__Brief__.
Quote, verbatim, all material below, without pictures.

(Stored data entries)
— START —

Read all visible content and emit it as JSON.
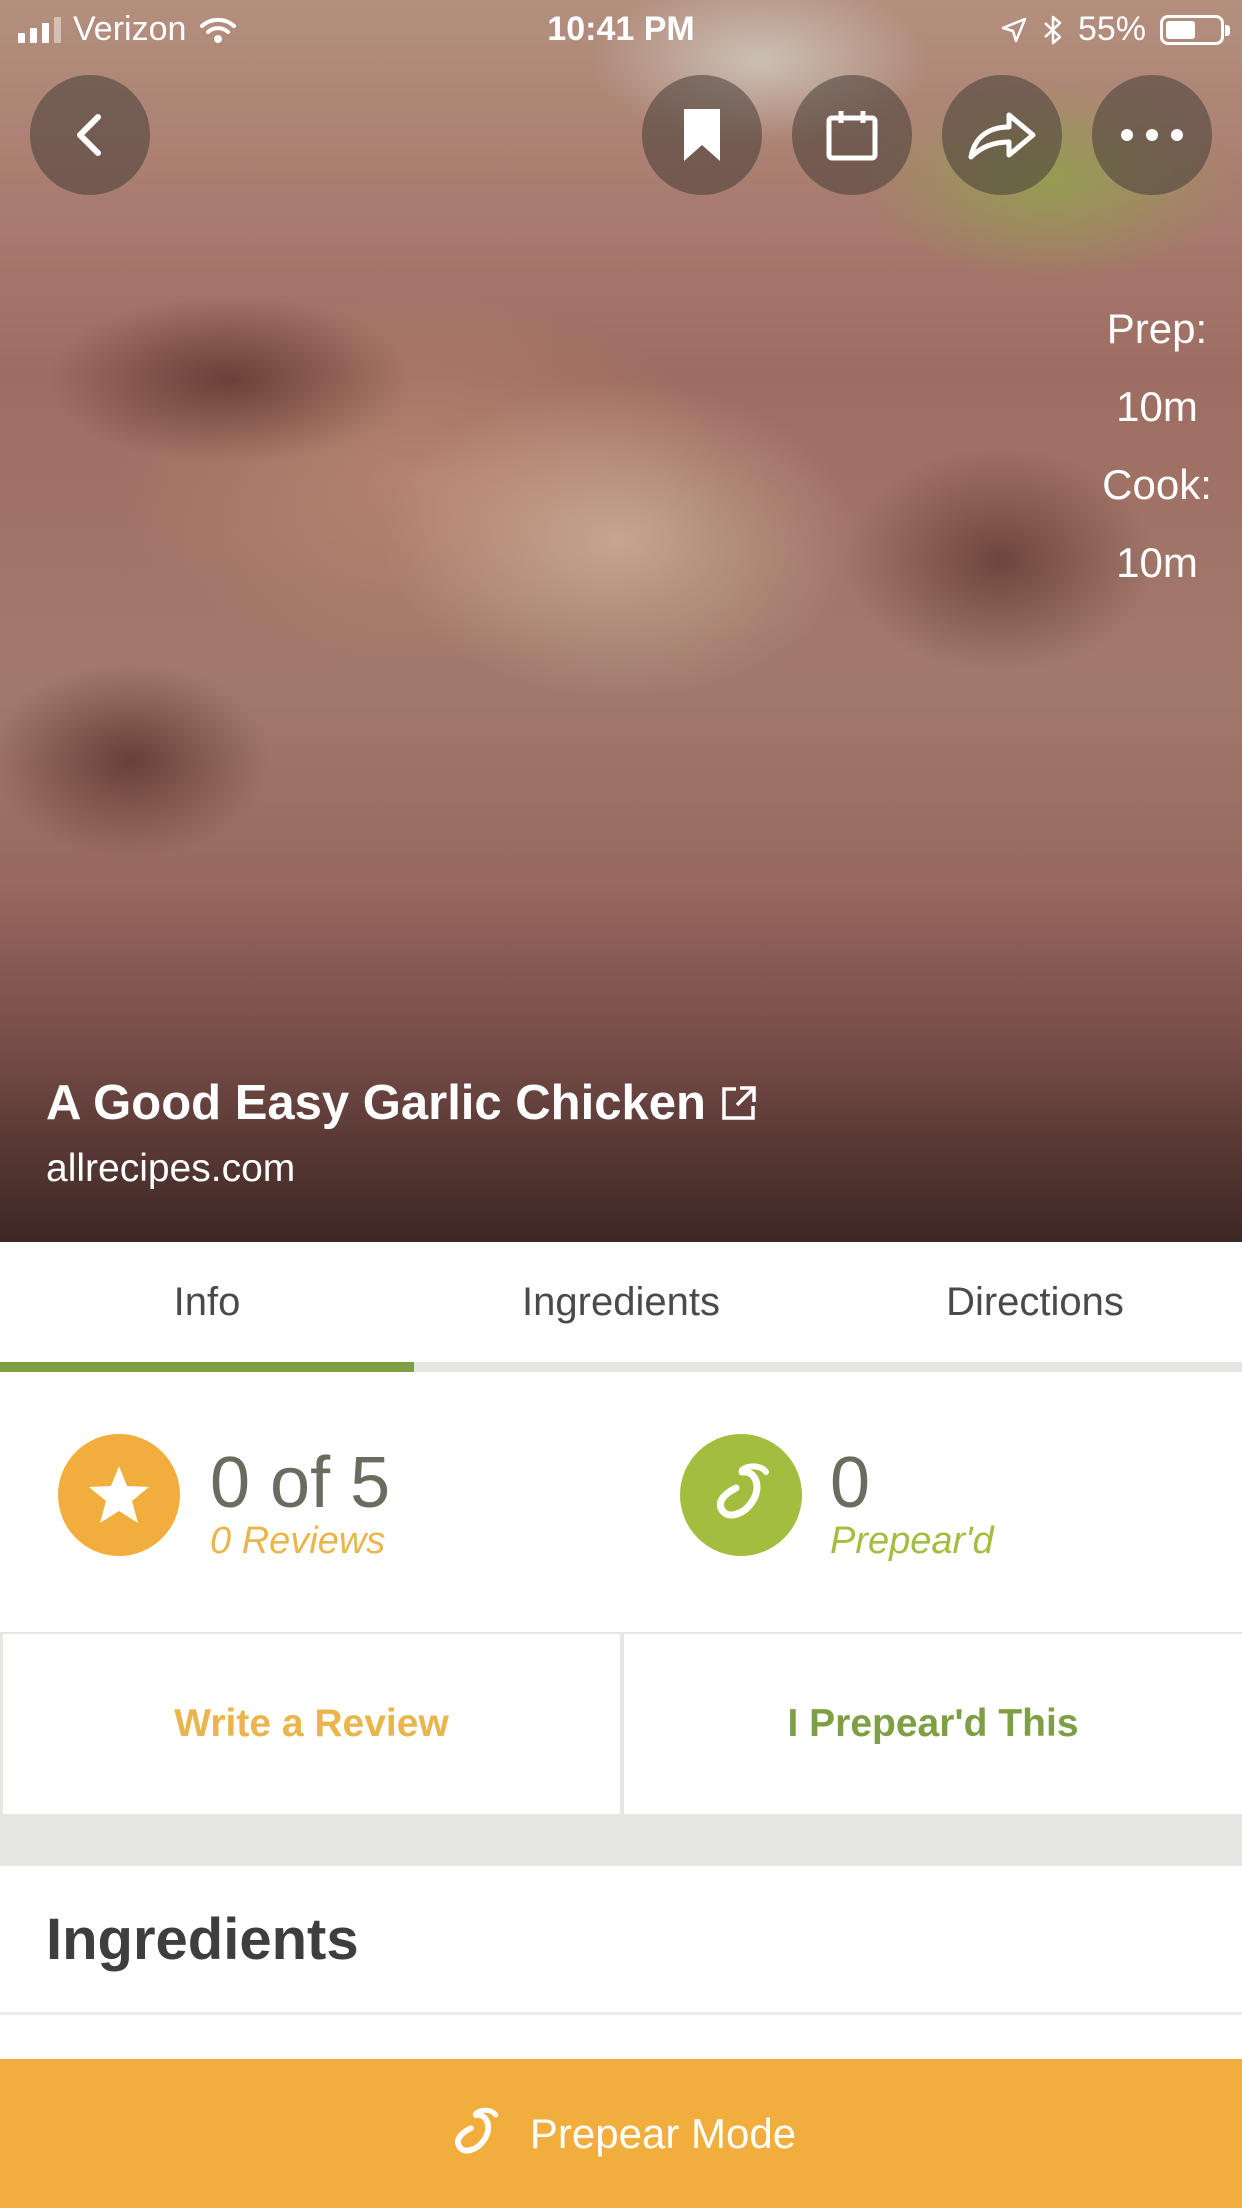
{
  "status_bar": {
    "carrier": "Verizon",
    "time": "10:41 PM",
    "battery": "55%",
    "battery_level": 0.55
  },
  "recipe": {
    "title": "A Good Easy Garlic Chicken",
    "source": "allrecipes.com",
    "prep_label": "Prep:",
    "prep_value": "10m",
    "cook_label": "Cook:",
    "cook_value": "10m"
  },
  "tabs": [
    {
      "label": "Info",
      "active": true
    },
    {
      "label": "Ingredients",
      "active": false
    },
    {
      "label": "Directions",
      "active": false
    }
  ],
  "stats": {
    "rating": "0 of 5",
    "reviews": "0 Reviews",
    "prepeard_count": "0",
    "prepeard_label": "Prepear'd"
  },
  "actions": {
    "write_review": "Write a Review",
    "prepeard_this": "I Prepear'd This"
  },
  "sections": {
    "ingredients_heading": "Ingredients"
  },
  "bottom_bar": {
    "label": "Prepear Mode"
  },
  "colors": {
    "accent_orange": "#f2ae3d",
    "accent_green": "#7f9f45",
    "prepeard_green": "#a3bd3f",
    "review_orange": "#e9b54c"
  },
  "icons": [
    "back-arrow-icon",
    "bookmark-icon",
    "calendar-icon",
    "share-icon",
    "more-icon",
    "external-link-icon",
    "star-icon",
    "pear-icon"
  ]
}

— END —

__Correct output__.
Read all visible content and emit it as JSON.
{
  "status_bar": {
    "carrier": "Verizon",
    "time": "10:41 PM",
    "battery": "55%",
    "battery_level": 0.55
  },
  "recipe": {
    "title": "A Good Easy Garlic Chicken",
    "source": "allrecipes.com",
    "prep_label": "Prep:",
    "prep_value": "10m",
    "cook_label": "Cook:",
    "cook_value": "10m"
  },
  "tabs": [
    {
      "label": "Info",
      "active": true
    },
    {
      "label": "Ingredients",
      "active": false
    },
    {
      "label": "Directions",
      "active": false
    }
  ],
  "stats": {
    "rating": "0 of 5",
    "reviews": "0 Reviews",
    "prepeard_count": "0",
    "prepeard_label": "Prepear'd"
  },
  "actions": {
    "write_review": "Write a Review",
    "prepeard_this": "I Prepear'd This"
  },
  "sections": {
    "ingredients_heading": "Ingredients"
  },
  "bottom_bar": {
    "label": "Prepear Mode"
  },
  "colors": {
    "accent_orange": "#f2ae3d",
    "accent_green": "#7f9f45",
    "prepeard_green": "#a3bd3f",
    "review_orange": "#e9b54c"
  },
  "icons": [
    "back-arrow-icon",
    "bookmark-icon",
    "calendar-icon",
    "share-icon",
    "more-icon",
    "external-link-icon",
    "star-icon",
    "pear-icon"
  ]
}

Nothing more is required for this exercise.